** Opening INPUT FOR THIS TASK block **
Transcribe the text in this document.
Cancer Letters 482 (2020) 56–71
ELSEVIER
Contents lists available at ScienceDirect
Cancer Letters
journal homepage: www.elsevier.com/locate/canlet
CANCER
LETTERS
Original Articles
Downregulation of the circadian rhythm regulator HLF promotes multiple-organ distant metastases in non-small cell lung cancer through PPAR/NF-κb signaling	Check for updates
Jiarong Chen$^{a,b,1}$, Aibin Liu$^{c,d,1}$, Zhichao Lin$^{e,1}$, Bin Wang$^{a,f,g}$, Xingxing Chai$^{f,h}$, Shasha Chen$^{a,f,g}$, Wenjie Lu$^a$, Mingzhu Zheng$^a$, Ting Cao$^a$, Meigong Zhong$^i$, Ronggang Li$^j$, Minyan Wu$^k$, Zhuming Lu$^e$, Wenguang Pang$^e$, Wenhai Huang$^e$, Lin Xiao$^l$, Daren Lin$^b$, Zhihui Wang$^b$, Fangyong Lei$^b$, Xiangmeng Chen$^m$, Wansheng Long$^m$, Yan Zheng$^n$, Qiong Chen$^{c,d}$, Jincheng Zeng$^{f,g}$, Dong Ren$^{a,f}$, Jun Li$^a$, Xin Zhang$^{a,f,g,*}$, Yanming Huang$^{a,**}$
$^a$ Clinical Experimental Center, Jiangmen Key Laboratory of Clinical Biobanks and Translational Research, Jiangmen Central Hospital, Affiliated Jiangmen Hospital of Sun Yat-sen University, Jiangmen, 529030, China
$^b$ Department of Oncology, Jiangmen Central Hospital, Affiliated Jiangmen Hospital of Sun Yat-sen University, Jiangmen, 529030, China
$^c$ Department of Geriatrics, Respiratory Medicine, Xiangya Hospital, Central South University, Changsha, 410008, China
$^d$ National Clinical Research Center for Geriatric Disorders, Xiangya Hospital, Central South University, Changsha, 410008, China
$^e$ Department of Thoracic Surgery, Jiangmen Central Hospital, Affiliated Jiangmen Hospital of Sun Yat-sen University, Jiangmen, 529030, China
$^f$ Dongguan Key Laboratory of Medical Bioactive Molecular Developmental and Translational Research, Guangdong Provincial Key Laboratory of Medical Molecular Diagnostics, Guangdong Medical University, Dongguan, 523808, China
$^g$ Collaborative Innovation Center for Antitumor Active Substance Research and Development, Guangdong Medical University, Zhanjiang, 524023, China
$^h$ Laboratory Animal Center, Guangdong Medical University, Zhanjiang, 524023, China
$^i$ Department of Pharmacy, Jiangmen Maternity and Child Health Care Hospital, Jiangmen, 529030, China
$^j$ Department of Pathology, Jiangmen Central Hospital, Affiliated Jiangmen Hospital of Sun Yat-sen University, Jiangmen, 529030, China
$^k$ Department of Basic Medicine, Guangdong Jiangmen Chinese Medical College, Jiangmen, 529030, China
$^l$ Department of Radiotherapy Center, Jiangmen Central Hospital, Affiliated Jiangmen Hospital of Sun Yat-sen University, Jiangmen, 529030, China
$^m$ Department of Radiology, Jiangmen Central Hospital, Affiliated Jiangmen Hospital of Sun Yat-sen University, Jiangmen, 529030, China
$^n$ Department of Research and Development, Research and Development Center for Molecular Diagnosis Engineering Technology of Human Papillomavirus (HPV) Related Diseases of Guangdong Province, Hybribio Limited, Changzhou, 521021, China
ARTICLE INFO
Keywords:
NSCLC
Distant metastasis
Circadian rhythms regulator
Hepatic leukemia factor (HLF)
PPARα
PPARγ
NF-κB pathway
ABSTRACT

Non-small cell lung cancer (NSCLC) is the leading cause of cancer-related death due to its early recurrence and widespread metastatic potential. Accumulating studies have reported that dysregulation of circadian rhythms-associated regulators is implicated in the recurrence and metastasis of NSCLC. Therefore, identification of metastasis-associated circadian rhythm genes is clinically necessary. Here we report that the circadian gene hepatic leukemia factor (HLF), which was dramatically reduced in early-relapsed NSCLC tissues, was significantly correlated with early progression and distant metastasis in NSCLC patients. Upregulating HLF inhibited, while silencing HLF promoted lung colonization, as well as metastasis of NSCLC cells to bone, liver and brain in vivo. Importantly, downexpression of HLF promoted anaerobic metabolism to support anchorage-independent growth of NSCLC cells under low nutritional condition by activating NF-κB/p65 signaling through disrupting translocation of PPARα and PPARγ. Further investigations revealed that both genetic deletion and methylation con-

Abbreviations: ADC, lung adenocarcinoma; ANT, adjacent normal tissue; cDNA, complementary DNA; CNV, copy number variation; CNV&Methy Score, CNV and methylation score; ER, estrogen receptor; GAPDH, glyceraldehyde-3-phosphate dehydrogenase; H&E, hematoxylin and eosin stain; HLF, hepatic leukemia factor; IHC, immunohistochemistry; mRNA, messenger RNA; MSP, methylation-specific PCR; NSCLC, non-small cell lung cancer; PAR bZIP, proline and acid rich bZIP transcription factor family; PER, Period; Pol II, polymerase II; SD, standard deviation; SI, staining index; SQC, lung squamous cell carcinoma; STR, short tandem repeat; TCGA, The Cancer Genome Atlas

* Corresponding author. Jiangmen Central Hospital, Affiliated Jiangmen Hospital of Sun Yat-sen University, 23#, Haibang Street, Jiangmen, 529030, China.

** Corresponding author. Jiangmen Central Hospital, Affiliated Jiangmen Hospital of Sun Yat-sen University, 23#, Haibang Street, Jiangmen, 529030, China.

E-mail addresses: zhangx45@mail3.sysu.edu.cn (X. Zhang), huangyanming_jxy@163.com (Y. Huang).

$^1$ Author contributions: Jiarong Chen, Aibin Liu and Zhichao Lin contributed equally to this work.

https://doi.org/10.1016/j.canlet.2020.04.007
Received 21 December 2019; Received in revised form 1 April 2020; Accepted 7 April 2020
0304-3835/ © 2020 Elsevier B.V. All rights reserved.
** Closing INPUT FOR THIS TASK block **
**WHAT NEEDS TO BE DONE:** Check each line above for the string "Changsha" and copy the ones that have it.

**EXPECTED ANSWER:**
$^c$ Department of Geriatrics, Respiratory Medicine, Xiangya Hospital, Central South University, Changsha, 410008, China
$^d$ National Clinical Research Center for Geriatric Disorders, Xiangya Hospital, Central South University, Changsha, 410008, China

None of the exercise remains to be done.